• [INPUT MATERIAL]:
* * *
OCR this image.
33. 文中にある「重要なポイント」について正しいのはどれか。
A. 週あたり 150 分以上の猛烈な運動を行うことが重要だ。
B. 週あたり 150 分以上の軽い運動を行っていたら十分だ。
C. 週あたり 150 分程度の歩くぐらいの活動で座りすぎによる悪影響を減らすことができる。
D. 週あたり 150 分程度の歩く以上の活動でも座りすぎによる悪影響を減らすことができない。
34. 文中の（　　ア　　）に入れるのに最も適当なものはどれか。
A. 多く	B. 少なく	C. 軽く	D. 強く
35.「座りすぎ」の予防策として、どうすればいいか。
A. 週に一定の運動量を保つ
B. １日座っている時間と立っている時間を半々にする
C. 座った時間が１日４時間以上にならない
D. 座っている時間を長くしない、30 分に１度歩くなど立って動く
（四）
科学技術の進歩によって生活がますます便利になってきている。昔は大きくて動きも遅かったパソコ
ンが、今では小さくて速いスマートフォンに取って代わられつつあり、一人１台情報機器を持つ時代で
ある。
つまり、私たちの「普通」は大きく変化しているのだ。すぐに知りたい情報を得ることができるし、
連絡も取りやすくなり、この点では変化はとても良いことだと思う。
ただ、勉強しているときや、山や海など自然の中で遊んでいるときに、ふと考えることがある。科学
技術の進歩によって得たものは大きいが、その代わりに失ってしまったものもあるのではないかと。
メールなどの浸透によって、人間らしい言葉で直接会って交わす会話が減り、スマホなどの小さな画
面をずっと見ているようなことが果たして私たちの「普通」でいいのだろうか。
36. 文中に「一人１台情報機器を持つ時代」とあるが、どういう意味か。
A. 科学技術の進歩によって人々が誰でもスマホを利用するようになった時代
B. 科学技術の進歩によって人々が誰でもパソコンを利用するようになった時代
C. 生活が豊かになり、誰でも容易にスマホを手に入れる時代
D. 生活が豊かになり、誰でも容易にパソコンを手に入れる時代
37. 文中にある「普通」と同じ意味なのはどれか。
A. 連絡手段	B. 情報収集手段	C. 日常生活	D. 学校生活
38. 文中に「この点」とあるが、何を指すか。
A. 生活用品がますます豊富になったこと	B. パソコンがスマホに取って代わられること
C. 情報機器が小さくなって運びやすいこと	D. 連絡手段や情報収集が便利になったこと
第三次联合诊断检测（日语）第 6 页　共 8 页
* * *
• [YOUR OBJECTIVE]:
Please reproduce each line exactly as written.

• [OUTPUT FOR THIS EXERCISE]:
OCR this image.
33. 文中にある「重要なポイント」について正しいのはどれか。
A. 週あたり 150 分以上の猛烈な運動を行うことが重要だ。
B. 週あたり 150 分以上の軽い運動を行っていたら十分だ。
C. 週あたり 150 分程度の歩くぐらいの活動で座りすぎによる悪影響を減らすことができる。
D. 週あたり 150 分程度の歩く以上の活動でも座りすぎによる悪影響を減らすことができない。
34. 文中の（　　ア　　）に入れるのに最も適当なものはどれか。
A. 多く	B. 少なく	C. 軽く	D. 強く
35.「座りすぎ」の予防策として、どうすればいいか。
A. 週に一定の運動量を保つ
B. １日座っている時間と立っている時間を半々にする
C. 座った時間が１日４時間以上にならない
D. 座っている時間を長くしない、30 分に１度歩くなど立って動く
（四）
科学技術の進歩によって生活がますます便利になってきている。昔は大きくて動きも遅かったパソコ
ンが、今では小さくて速いスマートフォンに取って代わられつつあり、一人１台情報機器を持つ時代で
ある。
つまり、私たちの「普通」は大きく変化しているのだ。すぐに知りたい情報を得ることができるし、
連絡も取りやすくなり、この点では変化はとても良いことだと思う。
ただ、勉強しているときや、山や海など自然の中で遊んでいるときに、ふと考えることがある。科学
技術の進歩によって得たものは大きいが、その代わりに失ってしまったものもあるのではないかと。
メールなどの浸透によって、人間らしい言葉で直接会って交わす会話が減り、スマホなどの小さな画
面をずっと見ているようなことが果たして私たちの「普通」でいいのだろうか。
36. 文中に「一人１台情報機器を持つ時代」とあるが、どういう意味か。
A. 科学技術の進歩によって人々が誰でもスマホを利用するようになった時代
B. 科学技術の進歩によって人々が誰でもパソコンを利用するようになった時代
C. 生活が豊かになり、誰でも容易にスマホを手に入れる時代
D. 生活が豊かになり、誰でも容易にパソコンを手に入れる時代
37. 文中にある「普通」と同じ意味なのはどれか。
A. 連絡手段	B. 情報収集手段	C. 日常生活	D. 学校生活
38. 文中に「この点」とあるが、何を指すか。
A. 生活用品がますます豊富になったこと	B. パソコンがスマホに取って代わられること
C. 情報機器が小さくなって運びやすいこと	D. 連絡手段や情報収集が便利になったこと
第三次联合诊断检测（日语）第 6 页　共 8 页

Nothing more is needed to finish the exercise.